• [Your goal]:
Return the listing below unchanged, minus its pictures.

• [Input]:
* * *
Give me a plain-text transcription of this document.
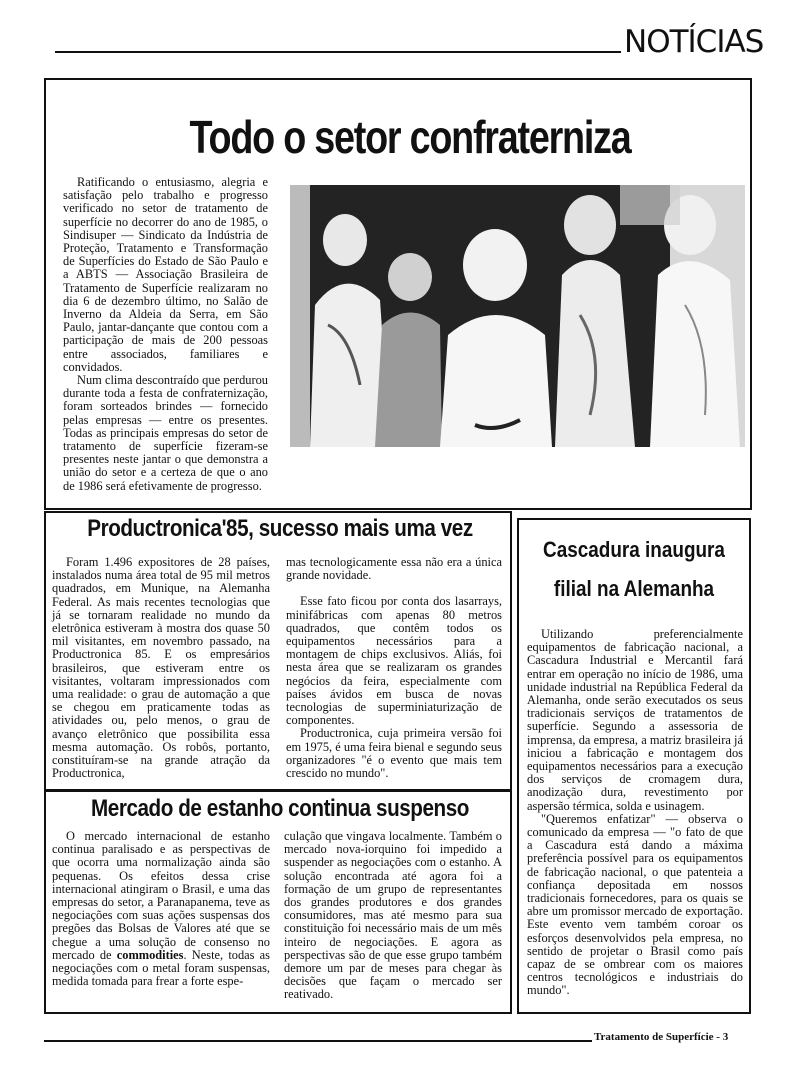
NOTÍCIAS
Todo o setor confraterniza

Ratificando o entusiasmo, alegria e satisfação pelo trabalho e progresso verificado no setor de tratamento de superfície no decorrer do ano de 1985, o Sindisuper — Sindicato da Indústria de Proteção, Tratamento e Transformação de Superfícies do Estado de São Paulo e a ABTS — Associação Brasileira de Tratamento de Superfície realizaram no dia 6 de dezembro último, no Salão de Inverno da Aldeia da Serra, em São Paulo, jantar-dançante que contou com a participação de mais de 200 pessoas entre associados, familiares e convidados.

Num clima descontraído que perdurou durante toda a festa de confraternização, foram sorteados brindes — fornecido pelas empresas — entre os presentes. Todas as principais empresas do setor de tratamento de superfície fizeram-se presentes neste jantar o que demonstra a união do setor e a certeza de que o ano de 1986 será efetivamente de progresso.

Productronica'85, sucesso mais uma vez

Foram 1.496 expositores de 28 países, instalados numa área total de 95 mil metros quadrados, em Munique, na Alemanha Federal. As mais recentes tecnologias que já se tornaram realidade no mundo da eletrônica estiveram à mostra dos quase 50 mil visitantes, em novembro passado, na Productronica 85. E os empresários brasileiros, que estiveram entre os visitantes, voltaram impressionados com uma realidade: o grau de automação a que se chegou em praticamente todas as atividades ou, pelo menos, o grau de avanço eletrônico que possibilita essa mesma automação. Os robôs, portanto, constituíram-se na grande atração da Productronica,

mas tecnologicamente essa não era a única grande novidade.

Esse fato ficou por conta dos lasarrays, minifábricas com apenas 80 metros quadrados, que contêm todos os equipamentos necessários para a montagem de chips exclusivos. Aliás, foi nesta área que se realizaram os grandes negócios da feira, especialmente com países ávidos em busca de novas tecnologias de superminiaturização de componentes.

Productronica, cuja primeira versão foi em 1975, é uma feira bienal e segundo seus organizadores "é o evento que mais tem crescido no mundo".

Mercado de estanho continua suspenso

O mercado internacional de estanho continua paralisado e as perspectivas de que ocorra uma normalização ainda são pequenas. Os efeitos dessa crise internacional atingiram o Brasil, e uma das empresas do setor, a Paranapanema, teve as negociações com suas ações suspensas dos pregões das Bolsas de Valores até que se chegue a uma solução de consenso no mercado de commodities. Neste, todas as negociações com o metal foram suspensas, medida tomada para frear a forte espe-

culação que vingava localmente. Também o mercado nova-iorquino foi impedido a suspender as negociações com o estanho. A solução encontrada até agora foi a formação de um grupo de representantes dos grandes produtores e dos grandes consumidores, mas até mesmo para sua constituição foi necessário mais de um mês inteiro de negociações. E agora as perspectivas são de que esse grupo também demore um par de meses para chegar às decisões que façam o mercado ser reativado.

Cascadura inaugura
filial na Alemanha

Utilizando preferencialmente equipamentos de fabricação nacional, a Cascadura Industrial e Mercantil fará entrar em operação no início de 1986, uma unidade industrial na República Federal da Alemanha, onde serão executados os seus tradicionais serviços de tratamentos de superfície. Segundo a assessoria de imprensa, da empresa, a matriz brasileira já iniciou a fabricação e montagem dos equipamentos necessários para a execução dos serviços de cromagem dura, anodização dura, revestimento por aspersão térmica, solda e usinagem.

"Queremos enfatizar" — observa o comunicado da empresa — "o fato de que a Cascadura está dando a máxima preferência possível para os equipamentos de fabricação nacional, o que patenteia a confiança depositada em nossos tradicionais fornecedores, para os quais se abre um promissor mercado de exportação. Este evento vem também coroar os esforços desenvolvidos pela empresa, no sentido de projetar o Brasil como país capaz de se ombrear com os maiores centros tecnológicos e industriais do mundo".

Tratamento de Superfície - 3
* * *
• [Answer to this problem]:
Give me a plain-text transcription of this document.
NOTÍCIAS
Todo o setor confraterniza

Ratificando o entusiasmo, alegria e satisfação pelo trabalho e progresso verificado no setor de tratamento de superfície no decorrer do ano de 1985, o Sindisuper — Sindicato da Indústria de Proteção, Tratamento e Transformação de Superfícies do Estado de São Paulo e a ABTS — Associação Brasileira de Tratamento de Superfície realizaram no dia 6 de dezembro último, no Salão de Inverno da Aldeia da Serra, em São Paulo, jantar-dançante que contou com a participação de mais de 200 pessoas entre associados, familiares e convidados.

Num clima descontraído que perdurou durante toda a festa de confraternização, foram sorteados brindes — fornecido pelas empresas — entre os presentes. Todas as principais empresas do setor de tratamento de superfície fizeram-se presentes neste jantar o que demonstra a união do setor e a certeza de que o ano de 1986 será efetivamente de progresso.

Productronica'85, sucesso mais uma vez

Foram 1.496 expositores de 28 países, instalados numa área total de 95 mil metros quadrados, em Munique, na Alemanha Federal. As mais recentes tecnologias que já se tornaram realidade no mundo da eletrônica estiveram à mostra dos quase 50 mil visitantes, em novembro passado, na Productronica 85. E os empresários brasileiros, que estiveram entre os visitantes, voltaram impressionados com uma realidade: o grau de automação a que se chegou em praticamente todas as atividades ou, pelo menos, o grau de avanço eletrônico que possibilita essa mesma automação. Os robôs, portanto, constituíram-se na grande atração da Productronica,

mas tecnologicamente essa não era a única grande novidade.

Esse fato ficou por conta dos lasarrays, minifábricas com apenas 80 metros quadrados, que contêm todos os equipamentos necessários para a montagem de chips exclusivos. Aliás, foi nesta área que se realizaram os grandes negócios da feira, especialmente com países ávidos em busca de novas tecnologias de superminiaturização de componentes.

Productronica, cuja primeira versão foi em 1975, é uma feira bienal e segundo seus organizadores "é o evento que mais tem crescido no mundo".

Mercado de estanho continua suspenso

O mercado internacional de estanho continua paralisado e as perspectivas de que ocorra uma normalização ainda são pequenas. Os efeitos dessa crise internacional atingiram o Brasil, e uma das empresas do setor, a Paranapanema, teve as negociações com suas ações suspensas dos pregões das Bolsas de Valores até que se chegue a uma solução de consenso no mercado de commodities. Neste, todas as negociações com o metal foram suspensas, medida tomada para frear a forte espe-

culação que vingava localmente. Também o mercado nova-iorquino foi impedido a suspender as negociações com o estanho. A solução encontrada até agora foi a formação de um grupo de representantes dos grandes produtores e dos grandes consumidores, mas até mesmo para sua constituição foi necessário mais de um mês inteiro de negociações. E agora as perspectivas são de que esse grupo também demore um par de meses para chegar às decisões que façam o mercado ser reativado.

Cascadura inaugura
filial na Alemanha

Utilizando preferencialmente equipamentos de fabricação nacional, a Cascadura Industrial e Mercantil fará entrar em operação no início de 1986, uma unidade industrial na República Federal da Alemanha, onde serão executados os seus tradicionais serviços de tratamentos de superfície. Segundo a assessoria de imprensa, da empresa, a matriz brasileira já iniciou a fabricação e montagem dos equipamentos necessários para a execução dos serviços de cromagem dura, anodização dura, revestimento por aspersão térmica, solda e usinagem.

"Queremos enfatizar" — observa o comunicado da empresa — "o fato de que a Cascadura está dando a máxima preferência possível para os equipamentos de fabricação nacional, o que patenteia a confiança depositada em nossos tradicionais fornecedores, para os quais se abre um promissor mercado de exportação. Este evento vem também coroar os esforços desenvolvidos pela empresa, no sentido de projetar o Brasil como país capaz de se ombrear com os maiores centros tecnológicos e industriais do mundo".

Tratamento de Superfície - 3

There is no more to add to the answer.